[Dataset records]
* begin *

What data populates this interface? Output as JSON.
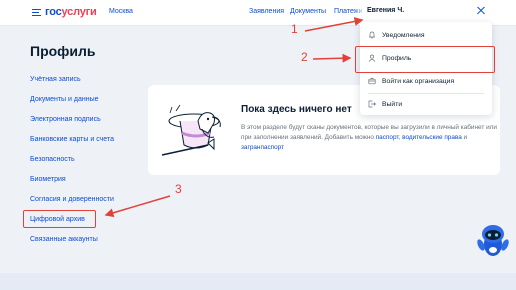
{
  "header": {
    "logo_part1": "гос",
    "logo_part2": "услуги",
    "city": "Москва",
    "nav": [
      "Заявления",
      "Документы",
      "Платежи"
    ],
    "user_name": "Евгения Ч."
  },
  "page": {
    "title": "Профиль"
  },
  "sidebar": {
    "items": [
      {
        "label": "Учётная запись"
      },
      {
        "label": "Документы и данные"
      },
      {
        "label": "Электронная подпись"
      },
      {
        "label": "Банковские карты и счета"
      },
      {
        "label": "Безопасность"
      },
      {
        "label": "Биометрия"
      },
      {
        "label": "Согласия и доверенности"
      },
      {
        "label": "Цифровой архив"
      },
      {
        "label": "Связанные аккаунты"
      }
    ]
  },
  "empty_state": {
    "title": "Пока здесь ничего нет",
    "text": "В этом разделе будут сканы документов, которые вы загрузили в личный кабинет или при заполнении заявлений. Добавить можно",
    "link1": "паспорт",
    "text2": ",",
    "link2": "водительские права",
    "text3": " и ",
    "link3": "загранпаспорт"
  },
  "dropdown": {
    "items": [
      {
        "label": "Уведомления",
        "icon": "bell-icon"
      },
      {
        "label": "Профиль",
        "icon": "user-icon"
      },
      {
        "label": "Войти как организация",
        "icon": "briefcase-icon"
      },
      {
        "label": "Выйти",
        "icon": "logout-icon"
      }
    ]
  },
  "annotations": {
    "labels": [
      "1",
      "2",
      "3"
    ],
    "color": "#e0423a"
  },
  "colors": {
    "brand_blue": "#0d4cd3",
    "brand_red": "#ee3f58",
    "background": "#eef2f7",
    "text_dark": "#0b1f33",
    "text_muted": "#66727f"
  }
}
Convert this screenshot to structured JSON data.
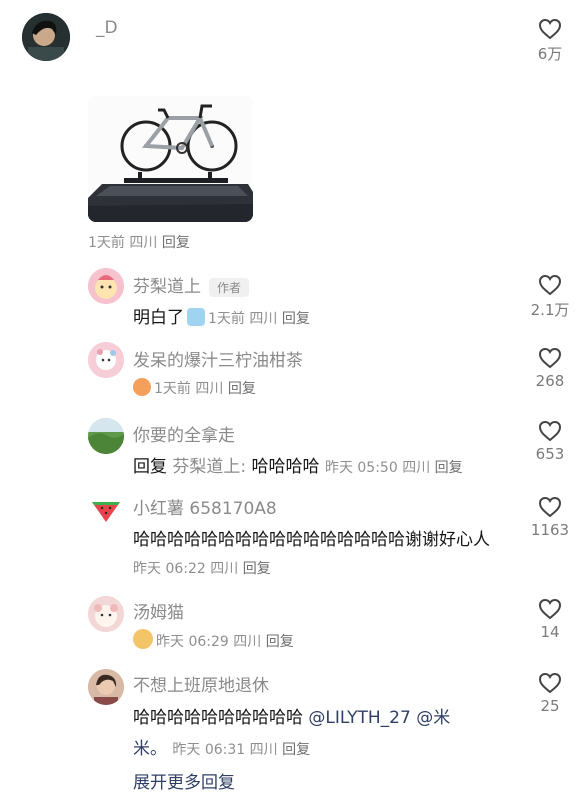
{
  "top_comment": {
    "username": "_D",
    "likes": "6万",
    "meta": {
      "time": "1天前",
      "location": "四川",
      "reply": "回复"
    }
  },
  "replies": [
    {
      "username": "芬梨道上",
      "badge": "作者",
      "text": "明白了",
      "meta": {
        "time": "1天前",
        "location": "四川",
        "reply": "回复"
      },
      "likes": "2.1万"
    },
    {
      "username": "发呆的爆汁三柠油柑茶",
      "meta": {
        "time": "1天前",
        "location": "四川",
        "reply": "回复"
      },
      "likes": "268"
    },
    {
      "username": "你要的全拿走",
      "text_prefix": "回复",
      "reply_to": "芬梨道上:",
      "text": "哈哈哈哈",
      "meta": {
        "time": "昨天 05:50",
        "location": "四川",
        "reply": "回复"
      },
      "likes": "653"
    },
    {
      "username": "小红薯 658170A8",
      "text": "哈哈哈哈哈哈哈哈哈哈哈哈哈哈哈哈谢谢好心人",
      "meta": {
        "time": "昨天 06:22",
        "location": "四川",
        "reply": "回复"
      },
      "likes": "1163"
    },
    {
      "username": "汤姆猫",
      "meta": {
        "time": "昨天 06:29",
        "location": "四川",
        "reply": "回复"
      },
      "likes": "14"
    },
    {
      "username": "不想上班原地退休",
      "text": "哈哈哈哈哈哈哈哈哈哈",
      "mention1": "@LILYTH_27",
      "mention2_a": "@米",
      "mention2_b": "米。",
      "meta": {
        "time": "昨天 06:31",
        "location": "四川",
        "reply": "回复"
      },
      "likes": "25"
    }
  ],
  "expand_more": "展开更多回复",
  "colors": {
    "username": "#8a8a8a",
    "meta": "#8f8f8f",
    "link": "#2f3f66",
    "heart": "#444444"
  },
  "icons": {
    "like": "heart-outline-icon"
  }
}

* end *

[What the task requires]
State how many lines of the listing include the word "title". Reply with the number alone.

[Exercise solution]
2